____ Given records

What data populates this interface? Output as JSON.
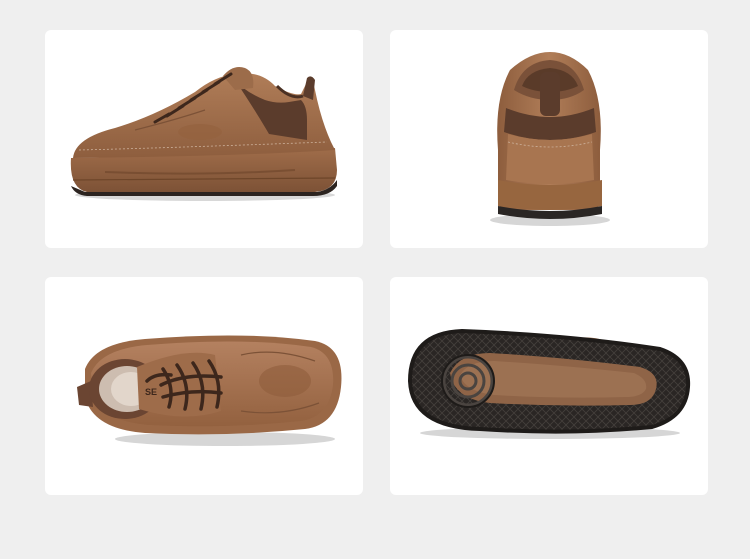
{
  "views": [
    {
      "id": "side-view",
      "label": ""
    },
    {
      "id": "back-view",
      "label": ""
    },
    {
      "id": "top-view",
      "label": ""
    },
    {
      "id": "sole-view",
      "label": ""
    }
  ],
  "colors": {
    "page_background": "#efefef",
    "card_background": "#ffffff",
    "upper_tan": "#a5734f",
    "upper_dark": "#5b3c2c",
    "sole_black": "#2a2624",
    "laces": "#3d271c"
  },
  "logo_text": "SE"
}
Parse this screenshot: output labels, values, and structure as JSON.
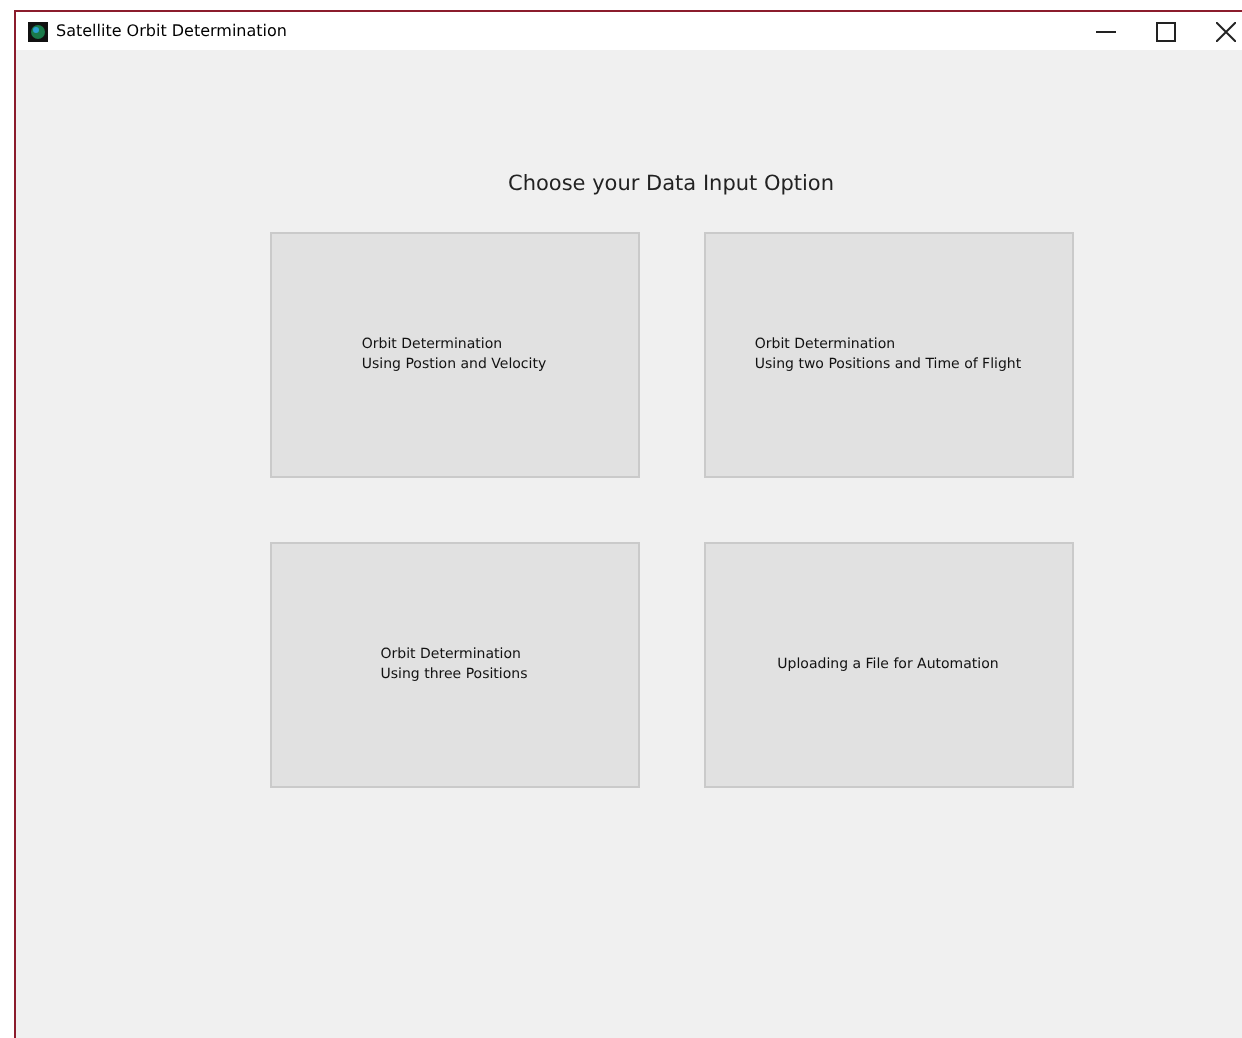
{
  "window": {
    "title": "Satellite Orbit Determination"
  },
  "heading": "Choose your Data Input Option",
  "options": [
    {
      "label": "Orbit Determination\nUsing Postion and Velocity"
    },
    {
      "label": "Orbit Determination\nUsing two Positions and Time of Flight"
    },
    {
      "label": "Orbit Determination\nUsing three Positions"
    },
    {
      "label": "Uploading a File for Automation"
    }
  ]
}
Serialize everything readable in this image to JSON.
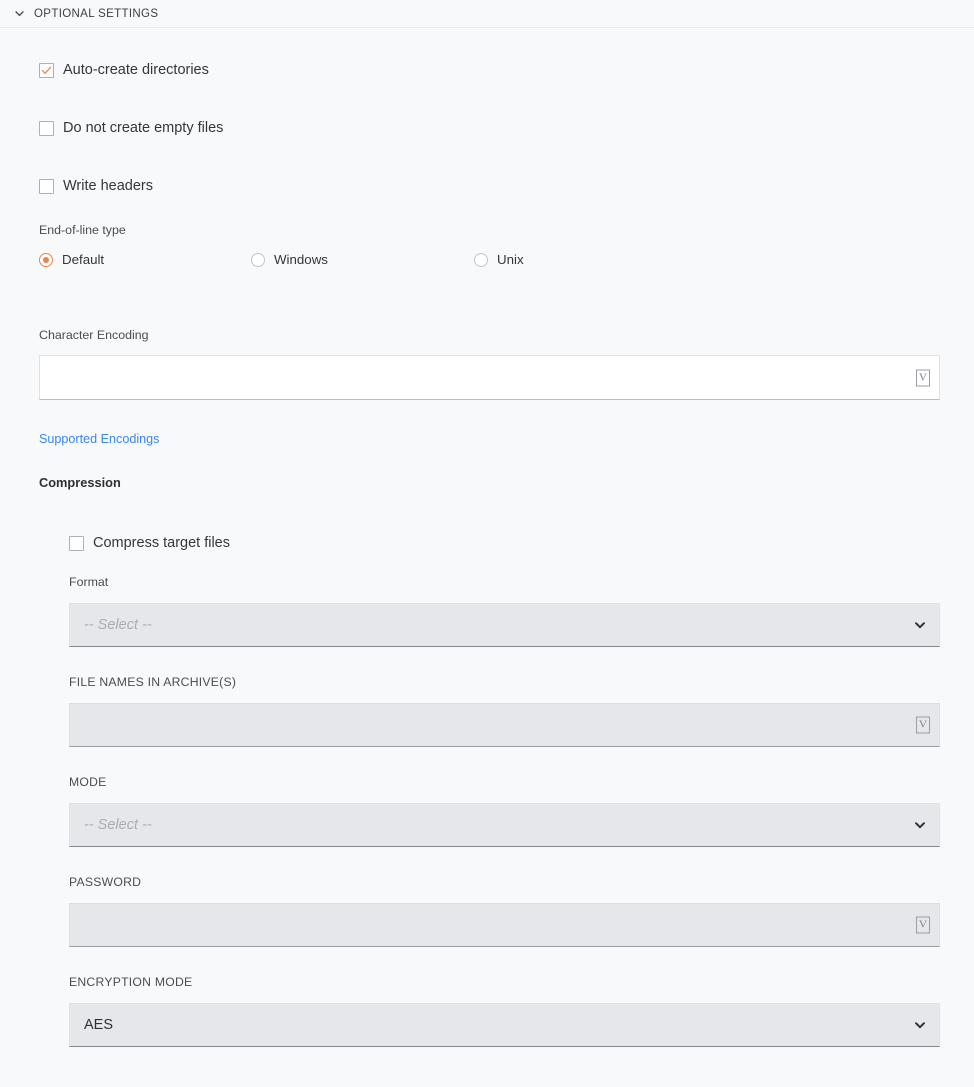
{
  "section": {
    "title": "OPTIONAL SETTINGS",
    "collapse_icon": "chevron-down-icon",
    "expanded": true
  },
  "checkboxes": [
    {
      "label": "Auto-create directories",
      "checked": true
    },
    {
      "label": "Do not create empty files",
      "checked": false
    },
    {
      "label": "Write headers",
      "checked": false
    }
  ],
  "eol": {
    "label": "End-of-line type",
    "selected": "Default",
    "options": [
      {
        "label": "Default",
        "selected": true
      },
      {
        "label": "Windows",
        "selected": false
      },
      {
        "label": "Unix",
        "selected": false
      }
    ]
  },
  "character_encoding": {
    "label": "Character Encoding",
    "value": "",
    "placeholder": "",
    "enabled": true,
    "picker_icon": "missing-glyph-box-icon",
    "picker_glyph": "V"
  },
  "supported_encodings_link": {
    "label": "Supported Encodings",
    "color": "#3b86f0"
  },
  "compression": {
    "heading": "Compression",
    "compress_checkbox": {
      "label": "Compress target files",
      "checked": false
    },
    "format": {
      "label": "Format",
      "value": "",
      "placeholder": "-- Select --",
      "enabled": false,
      "chevron_icon": "chevron-down-icon"
    },
    "file_names_in_archives": {
      "label": "FILE NAMES IN ARCHIVE(S)",
      "value": "",
      "enabled": false,
      "picker_icon": "missing-glyph-box-icon",
      "picker_glyph": "V"
    },
    "mode": {
      "label": "MODE",
      "value": "",
      "placeholder": "-- Select --",
      "enabled": false,
      "chevron_icon": "chevron-down-icon"
    },
    "password": {
      "label": "PASSWORD",
      "value": "",
      "enabled": false,
      "picker_icon": "missing-glyph-box-icon",
      "picker_glyph": "V"
    },
    "encryption_mode": {
      "label": "ENCRYPTION MODE",
      "value": "AES",
      "enabled": false,
      "chevron_icon": "chevron-down-icon"
    }
  },
  "colors": {
    "background": "#f8f9fb",
    "accent": "#ef7f4f",
    "link": "#3b86f0",
    "disabled_field": "#e6e7eb"
  }
}
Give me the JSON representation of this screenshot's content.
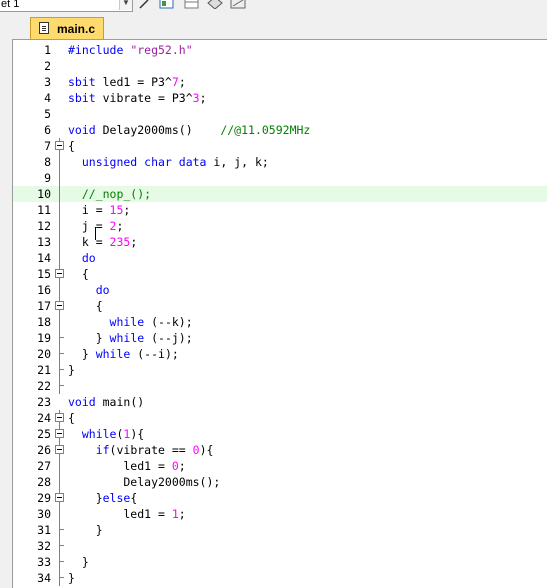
{
  "toolbar": {
    "target_text": "et 1",
    "icons": [
      "dropdown-arrow",
      "magic-wand-icon",
      "window-icon",
      "layout-icon",
      "diamond-icon",
      "tools-icon"
    ]
  },
  "tab": {
    "label": "main.c",
    "active_color": "#ffdb6e"
  },
  "editor": {
    "current_line": 10,
    "lines": [
      {
        "n": "1",
        "segs": [
          {
            "t": "#include ",
            "c": "kw"
          },
          {
            "t": "\"reg52.h\"",
            "c": "str"
          }
        ]
      },
      {
        "n": "2",
        "segs": []
      },
      {
        "n": "3",
        "segs": [
          {
            "t": "sbit ",
            "c": "kw"
          },
          {
            "t": "led1 = P3^",
            "c": "op"
          },
          {
            "t": "7",
            "c": "num"
          },
          {
            "t": ";",
            "c": "op"
          }
        ]
      },
      {
        "n": "4",
        "segs": [
          {
            "t": "sbit ",
            "c": "kw"
          },
          {
            "t": "vibrate = P3^",
            "c": "op"
          },
          {
            "t": "3",
            "c": "num"
          },
          {
            "t": ";",
            "c": "op"
          }
        ]
      },
      {
        "n": "5",
        "segs": []
      },
      {
        "n": "6",
        "segs": [
          {
            "t": "void ",
            "c": "kw"
          },
          {
            "t": "Delay2000ms()    ",
            "c": "op"
          },
          {
            "t": "//@11.0592MHz",
            "c": "cmt"
          }
        ]
      },
      {
        "n": "7",
        "fold": "open",
        "segs": [
          {
            "t": "{",
            "c": "op"
          }
        ]
      },
      {
        "n": "8",
        "fold": "line",
        "segs": [
          {
            "t": "  unsigned char data ",
            "c": "kw"
          },
          {
            "t": "i, j, k;",
            "c": "op"
          }
        ]
      },
      {
        "n": "9",
        "fold": "line",
        "segs": []
      },
      {
        "n": "10",
        "fold": "line",
        "segs": [
          {
            "t": "  //_nop_();",
            "c": "cmt"
          }
        ]
      },
      {
        "n": "11",
        "fold": "line",
        "segs": [
          {
            "t": "  i = ",
            "c": "op"
          },
          {
            "t": "15",
            "c": "num"
          },
          {
            "t": ";",
            "c": "op"
          }
        ]
      },
      {
        "n": "12",
        "fold": "line",
        "segs": [
          {
            "t": "  j = ",
            "c": "op"
          },
          {
            "t": "2",
            "c": "num"
          },
          {
            "t": ";",
            "c": "op"
          }
        ]
      },
      {
        "n": "13",
        "fold": "line",
        "segs": [
          {
            "t": "  k = ",
            "c": "op"
          },
          {
            "t": "235",
            "c": "num"
          },
          {
            "t": ";",
            "c": "op"
          }
        ]
      },
      {
        "n": "14",
        "fold": "line",
        "segs": [
          {
            "t": "  do",
            "c": "kw"
          }
        ]
      },
      {
        "n": "15",
        "fold": "open",
        "segs": [
          {
            "t": "  {",
            "c": "op"
          }
        ]
      },
      {
        "n": "16",
        "fold": "line",
        "segs": [
          {
            "t": "    do",
            "c": "kw"
          }
        ]
      },
      {
        "n": "17",
        "fold": "open",
        "segs": [
          {
            "t": "    {",
            "c": "op"
          }
        ]
      },
      {
        "n": "18",
        "fold": "line",
        "segs": [
          {
            "t": "      while ",
            "c": "kw"
          },
          {
            "t": "(--k);",
            "c": "op"
          }
        ]
      },
      {
        "n": "19",
        "fold": "end",
        "segs": [
          {
            "t": "    } ",
            "c": "op"
          },
          {
            "t": "while ",
            "c": "kw"
          },
          {
            "t": "(--j);",
            "c": "op"
          }
        ]
      },
      {
        "n": "20",
        "fold": "end",
        "segs": [
          {
            "t": "  } ",
            "c": "op"
          },
          {
            "t": "while ",
            "c": "kw"
          },
          {
            "t": "(--i);",
            "c": "op"
          }
        ]
      },
      {
        "n": "21",
        "fold": "end",
        "segs": [
          {
            "t": "}",
            "c": "op"
          }
        ]
      },
      {
        "n": "22",
        "fold": "end",
        "segs": []
      },
      {
        "n": "23",
        "segs": [
          {
            "t": "void ",
            "c": "kw"
          },
          {
            "t": "main()",
            "c": "op"
          }
        ]
      },
      {
        "n": "24",
        "fold": "open",
        "segs": [
          {
            "t": "{",
            "c": "op"
          }
        ]
      },
      {
        "n": "25",
        "fold": "open",
        "segs": [
          {
            "t": "  while",
            "c": "kw"
          },
          {
            "t": "(",
            "c": "op"
          },
          {
            "t": "1",
            "c": "num"
          },
          {
            "t": "){",
            "c": "op"
          }
        ]
      },
      {
        "n": "26",
        "fold": "open",
        "segs": [
          {
            "t": "    if",
            "c": "kw"
          },
          {
            "t": "(vibrate == ",
            "c": "op"
          },
          {
            "t": "0",
            "c": "num"
          },
          {
            "t": "){",
            "c": "op"
          }
        ]
      },
      {
        "n": "27",
        "fold": "line",
        "segs": [
          {
            "t": "        led1 = ",
            "c": "op"
          },
          {
            "t": "0",
            "c": "num"
          },
          {
            "t": ";",
            "c": "op"
          }
        ]
      },
      {
        "n": "28",
        "fold": "line",
        "segs": [
          {
            "t": "        Delay2000ms();",
            "c": "op"
          }
        ]
      },
      {
        "n": "29",
        "fold": "open",
        "segs": [
          {
            "t": "    }",
            "c": "op"
          },
          {
            "t": "else",
            "c": "kw"
          },
          {
            "t": "{",
            "c": "op"
          }
        ]
      },
      {
        "n": "30",
        "fold": "line",
        "segs": [
          {
            "t": "        led1 = ",
            "c": "op"
          },
          {
            "t": "1",
            "c": "num"
          },
          {
            "t": ";",
            "c": "op"
          }
        ]
      },
      {
        "n": "31",
        "fold": "end",
        "segs": [
          {
            "t": "    }",
            "c": "op"
          }
        ]
      },
      {
        "n": "32",
        "fold": "end",
        "segs": []
      },
      {
        "n": "33",
        "fold": "end",
        "segs": [
          {
            "t": "  }",
            "c": "op"
          }
        ]
      },
      {
        "n": "34",
        "fold": "end",
        "segs": [
          {
            "t": "}",
            "c": "op"
          }
        ]
      }
    ]
  }
}
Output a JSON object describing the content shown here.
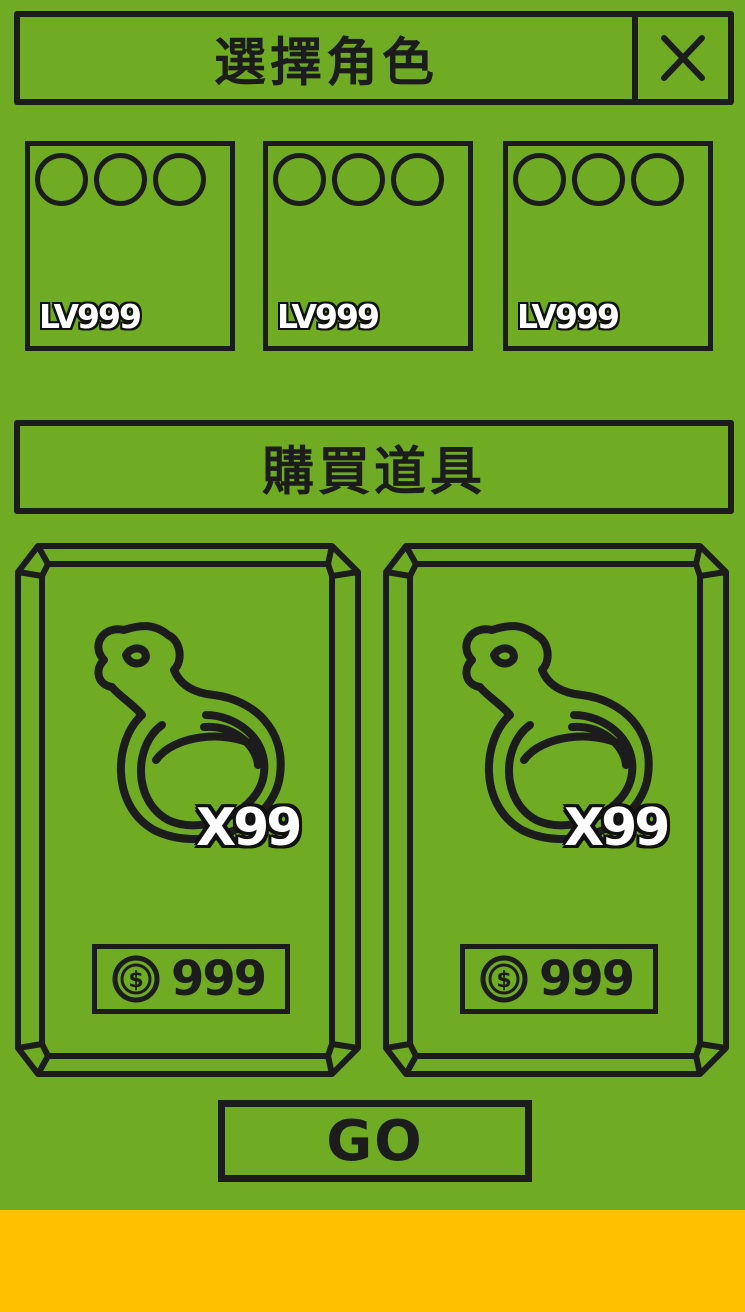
{
  "colors": {
    "background": "#6fac23",
    "outline": "#1c1c1c",
    "bottom_bar": "#ffc000",
    "label_text": "#ffffff"
  },
  "header": {
    "title": "選擇角色",
    "close_icon": "close-icon"
  },
  "characters": [
    {
      "level": "LV999",
      "slots": 3
    },
    {
      "level": "LV999",
      "slots": 3
    },
    {
      "level": "LV999",
      "slots": 3
    }
  ],
  "shop": {
    "title": "購買道具",
    "items": [
      {
        "icon": "potion-icon",
        "quantity": "X99",
        "price": "999",
        "currency_icon": "coin-icon"
      },
      {
        "icon": "potion-icon",
        "quantity": "X99",
        "price": "999",
        "currency_icon": "coin-icon"
      }
    ]
  },
  "go_button": {
    "label": "GO"
  }
}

________

# Stated goal
All lines holding the word "Positions" should be picked out and copied.

# Response to this task
      "label": "Orbit Determination\nUsing two Positions and Time of Flight"
      "label": "Orbit Determination\nUsing three Positions"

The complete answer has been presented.